*** Provided information ***
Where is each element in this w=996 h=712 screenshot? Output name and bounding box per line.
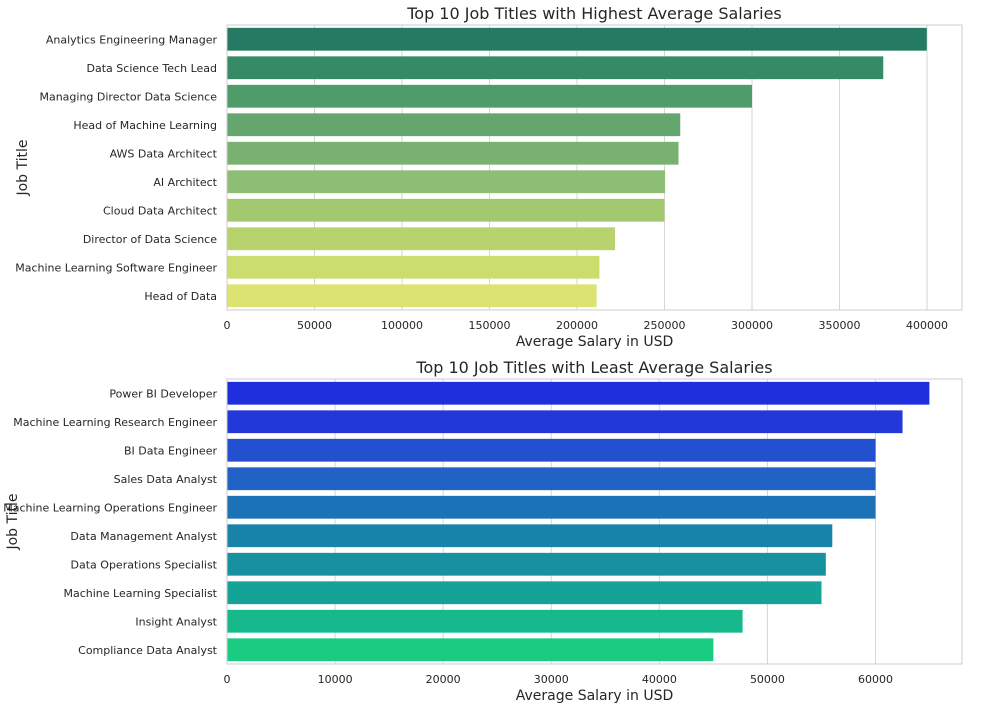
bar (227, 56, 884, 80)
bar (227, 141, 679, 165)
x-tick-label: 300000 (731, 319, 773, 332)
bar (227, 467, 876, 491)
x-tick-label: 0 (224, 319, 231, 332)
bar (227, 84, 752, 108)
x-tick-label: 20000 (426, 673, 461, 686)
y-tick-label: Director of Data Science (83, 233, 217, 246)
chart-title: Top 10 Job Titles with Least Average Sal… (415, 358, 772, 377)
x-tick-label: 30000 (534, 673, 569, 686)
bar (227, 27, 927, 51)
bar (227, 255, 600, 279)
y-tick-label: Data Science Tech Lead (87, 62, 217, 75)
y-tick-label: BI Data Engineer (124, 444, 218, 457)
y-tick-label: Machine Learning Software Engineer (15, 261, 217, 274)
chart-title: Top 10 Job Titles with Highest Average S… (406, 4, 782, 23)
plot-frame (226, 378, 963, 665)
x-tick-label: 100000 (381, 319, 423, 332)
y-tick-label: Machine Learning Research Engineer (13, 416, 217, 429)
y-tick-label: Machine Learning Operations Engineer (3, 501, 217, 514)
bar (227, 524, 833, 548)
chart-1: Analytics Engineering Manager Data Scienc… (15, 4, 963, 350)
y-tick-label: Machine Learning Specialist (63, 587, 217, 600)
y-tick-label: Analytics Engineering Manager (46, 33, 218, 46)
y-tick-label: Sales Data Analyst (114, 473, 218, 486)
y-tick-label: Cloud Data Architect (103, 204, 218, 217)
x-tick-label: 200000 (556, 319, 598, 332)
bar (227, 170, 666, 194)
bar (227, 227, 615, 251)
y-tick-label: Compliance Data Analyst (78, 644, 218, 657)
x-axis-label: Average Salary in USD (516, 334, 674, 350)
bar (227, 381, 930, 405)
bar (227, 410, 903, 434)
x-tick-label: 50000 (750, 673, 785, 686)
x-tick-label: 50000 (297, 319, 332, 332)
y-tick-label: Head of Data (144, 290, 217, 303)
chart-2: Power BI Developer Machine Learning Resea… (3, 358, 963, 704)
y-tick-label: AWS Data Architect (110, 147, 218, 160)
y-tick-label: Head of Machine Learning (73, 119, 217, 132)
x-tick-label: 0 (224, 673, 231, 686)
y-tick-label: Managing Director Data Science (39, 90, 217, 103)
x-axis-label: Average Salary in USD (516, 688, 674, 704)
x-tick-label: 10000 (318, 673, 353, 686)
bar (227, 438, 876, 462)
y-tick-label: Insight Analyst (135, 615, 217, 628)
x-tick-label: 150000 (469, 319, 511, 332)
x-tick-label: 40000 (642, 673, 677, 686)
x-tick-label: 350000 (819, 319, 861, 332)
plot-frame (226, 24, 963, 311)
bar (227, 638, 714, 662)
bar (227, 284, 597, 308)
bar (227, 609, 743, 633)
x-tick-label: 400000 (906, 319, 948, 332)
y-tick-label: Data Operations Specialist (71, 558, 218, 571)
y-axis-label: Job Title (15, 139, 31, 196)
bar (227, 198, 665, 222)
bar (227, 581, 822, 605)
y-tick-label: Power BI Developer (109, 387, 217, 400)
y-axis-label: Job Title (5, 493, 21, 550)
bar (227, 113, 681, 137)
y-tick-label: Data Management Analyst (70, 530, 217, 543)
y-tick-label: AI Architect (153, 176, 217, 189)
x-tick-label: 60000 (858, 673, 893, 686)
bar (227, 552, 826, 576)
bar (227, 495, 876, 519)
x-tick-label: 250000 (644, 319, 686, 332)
***
▸ What you will do: Reproduce every line of the entries with "Average Salary in USD" swapped for "Mean Salary (USD)" and nothing else changed, leaving out the pictures.

▸ Completed exercise:
Where is each element in this w=996 h=712 screenshot? Output name and bounding box per line.
bar (227, 56, 884, 80)
bar (227, 141, 679, 165)
x-tick-label: 300000 (731, 319, 773, 332)
bar (227, 467, 876, 491)
x-tick-label: 0 (224, 319, 231, 332)
bar (227, 84, 752, 108)
x-tick-label: 20000 (426, 673, 461, 686)
y-tick-label: Director of Data Science (83, 233, 217, 246)
chart-title: Top 10 Job Titles with Least Average Sal… (415, 358, 772, 377)
x-tick-label: 30000 (534, 673, 569, 686)
bar (227, 27, 927, 51)
bar (227, 255, 600, 279)
y-tick-label: Data Science Tech Lead (87, 62, 217, 75)
y-tick-label: BI Data Engineer (124, 444, 218, 457)
y-tick-label: Machine Learning Software Engineer (15, 261, 217, 274)
chart-title: Top 10 Job Titles with Highest Average S… (406, 4, 782, 23)
plot-frame (226, 378, 963, 665)
x-tick-label: 100000 (381, 319, 423, 332)
y-tick-label: Machine Learning Research Engineer (13, 416, 217, 429)
y-tick-label: Machine Learning Operations Engineer (3, 501, 217, 514)
bar (227, 524, 833, 548)
chart-1: Analytics Engineering Manager Data Scienc… (15, 4, 963, 350)
y-tick-label: Machine Learning Specialist (63, 587, 217, 600)
y-tick-label: Analytics Engineering Manager (46, 33, 218, 46)
y-tick-label: Sales Data Analyst (114, 473, 218, 486)
y-tick-label: Cloud Data Architect (103, 204, 218, 217)
x-tick-label: 200000 (556, 319, 598, 332)
bar (227, 170, 666, 194)
bar (227, 227, 615, 251)
y-tick-label: Compliance Data Analyst (78, 644, 218, 657)
x-axis-label: Mean Salary (USD) (516, 334, 674, 350)
bar (227, 381, 930, 405)
bar (227, 410, 903, 434)
x-tick-label: 50000 (750, 673, 785, 686)
x-tick-label: 50000 (297, 319, 332, 332)
y-tick-label: Head of Data (144, 290, 217, 303)
chart-2: Power BI Developer Machine Learning Resea… (3, 358, 963, 704)
y-tick-label: AWS Data Architect (110, 147, 218, 160)
y-tick-label: Head of Machine Learning (73, 119, 217, 132)
x-tick-label: 0 (224, 673, 231, 686)
y-tick-label: Managing Director Data Science (39, 90, 217, 103)
x-axis-label: Mean Salary (USD) (516, 688, 674, 704)
x-tick-label: 10000 (318, 673, 353, 686)
bar (227, 438, 876, 462)
y-tick-label: Insight Analyst (135, 615, 217, 628)
x-tick-label: 150000 (469, 319, 511, 332)
x-tick-label: 40000 (642, 673, 677, 686)
x-tick-label: 350000 (819, 319, 861, 332)
plot-frame (226, 24, 963, 311)
bar (227, 638, 714, 662)
bar (227, 284, 597, 308)
bar (227, 609, 743, 633)
x-tick-label: 400000 (906, 319, 948, 332)
y-tick-label: Data Operations Specialist (71, 558, 218, 571)
y-axis-label: Job Title (15, 139, 31, 196)
bar (227, 198, 665, 222)
bar (227, 581, 822, 605)
y-tick-label: Power BI Developer (109, 387, 217, 400)
y-axis-label: Job Title (5, 493, 21, 550)
bar (227, 113, 681, 137)
y-tick-label: Data Management Analyst (70, 530, 217, 543)
y-tick-label: AI Architect (153, 176, 217, 189)
x-tick-label: 60000 (858, 673, 893, 686)
bar (227, 552, 826, 576)
bar (227, 495, 876, 519)
x-tick-label: 250000 (644, 319, 686, 332)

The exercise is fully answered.